Data entries for graphics

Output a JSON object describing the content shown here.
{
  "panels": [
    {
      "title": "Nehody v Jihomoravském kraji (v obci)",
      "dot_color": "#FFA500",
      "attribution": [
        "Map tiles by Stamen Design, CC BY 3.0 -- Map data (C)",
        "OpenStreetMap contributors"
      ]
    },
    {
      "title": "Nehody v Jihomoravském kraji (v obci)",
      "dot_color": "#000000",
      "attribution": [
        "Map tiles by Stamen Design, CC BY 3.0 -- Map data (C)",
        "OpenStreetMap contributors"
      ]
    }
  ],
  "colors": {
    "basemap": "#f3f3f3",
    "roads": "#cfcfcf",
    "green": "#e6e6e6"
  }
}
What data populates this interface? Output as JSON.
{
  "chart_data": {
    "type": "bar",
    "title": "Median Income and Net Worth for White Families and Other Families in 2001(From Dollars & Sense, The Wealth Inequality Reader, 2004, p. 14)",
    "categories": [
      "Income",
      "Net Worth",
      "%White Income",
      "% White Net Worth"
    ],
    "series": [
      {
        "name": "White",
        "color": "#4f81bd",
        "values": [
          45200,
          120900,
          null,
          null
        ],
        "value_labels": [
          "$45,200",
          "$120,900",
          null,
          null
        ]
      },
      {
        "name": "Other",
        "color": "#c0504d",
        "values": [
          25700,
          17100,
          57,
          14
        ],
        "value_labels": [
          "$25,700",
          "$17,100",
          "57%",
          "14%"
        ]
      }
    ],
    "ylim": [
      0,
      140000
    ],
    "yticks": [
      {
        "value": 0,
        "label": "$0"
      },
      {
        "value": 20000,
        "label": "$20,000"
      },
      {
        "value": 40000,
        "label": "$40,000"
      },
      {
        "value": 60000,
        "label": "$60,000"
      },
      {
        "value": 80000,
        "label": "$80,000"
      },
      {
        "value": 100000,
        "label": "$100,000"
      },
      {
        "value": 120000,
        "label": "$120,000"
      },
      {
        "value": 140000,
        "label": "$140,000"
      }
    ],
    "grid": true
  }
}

(Objective): Reproduce the data shown above exactly.

(Result):
Output a JSON object describing the content shown here.
{
  "panels": [
    {
      "title": "Nehody v Jihomoravském kraji (v obci)",
      "dot_color": "#FFA500",
      "attribution": [
        "Map tiles by Stamen Design, CC BY 3.0 -- Map data (C)",
        "OpenStreetMap contributors"
      ]
    },
    {
      "title": "Nehody v Jihomoravském kraji (v obci)",
      "dot_color": "#000000",
      "attribution": [
        "Map tiles by Stamen Design, CC BY 3.0 -- Map data (C)",
        "OpenStreetMap contributors"
      ]
    }
  ],
  "colors": {
    "basemap": "#f3f3f3",
    "roads": "#cfcfcf",
    "green": "#e6e6e6"
  }
}
What data populates this interface? Output as JSON.
{
  "chart_data": {
    "type": "bar",
    "title": "Median Income and Net Worth for White Families and Other Families in 2001(From Dollars & Sense, The Wealth Inequality Reader, 2004, p. 14)",
    "categories": [
      "Income",
      "Net Worth",
      "%White Income",
      "% White Net Worth"
    ],
    "series": [
      {
        "name": "White",
        "color": "#4f81bd",
        "values": [
          45200,
          120900,
          null,
          null
        ],
        "value_labels": [
          "$45,200",
          "$120,900",
          null,
          null
        ]
      },
      {
        "name": "Other",
        "color": "#c0504d",
        "values": [
          25700,
          17100,
          57,
          14
        ],
        "value_labels": [
          "$25,700",
          "$17,100",
          "57%",
          "14%"
        ]
      }
    ],
    "ylim": [
      0,
      140000
    ],
    "yticks": [
      {
        "value": 0,
        "label": "$0"
      },
      {
        "value": 20000,
        "label": "$20,000"
      },
      {
        "value": 40000,
        "label": "$40,000"
      },
      {
        "value": 60000,
        "label": "$60,000"
      },
      {
        "value": 80000,
        "label": "$80,000"
      },
      {
        "value": 100000,
        "label": "$100,000"
      },
      {
        "value": 120000,
        "label": "$120,000"
      },
      {
        "value": 140000,
        "label": "$140,000"
      }
    ],
    "grid": true
  }
}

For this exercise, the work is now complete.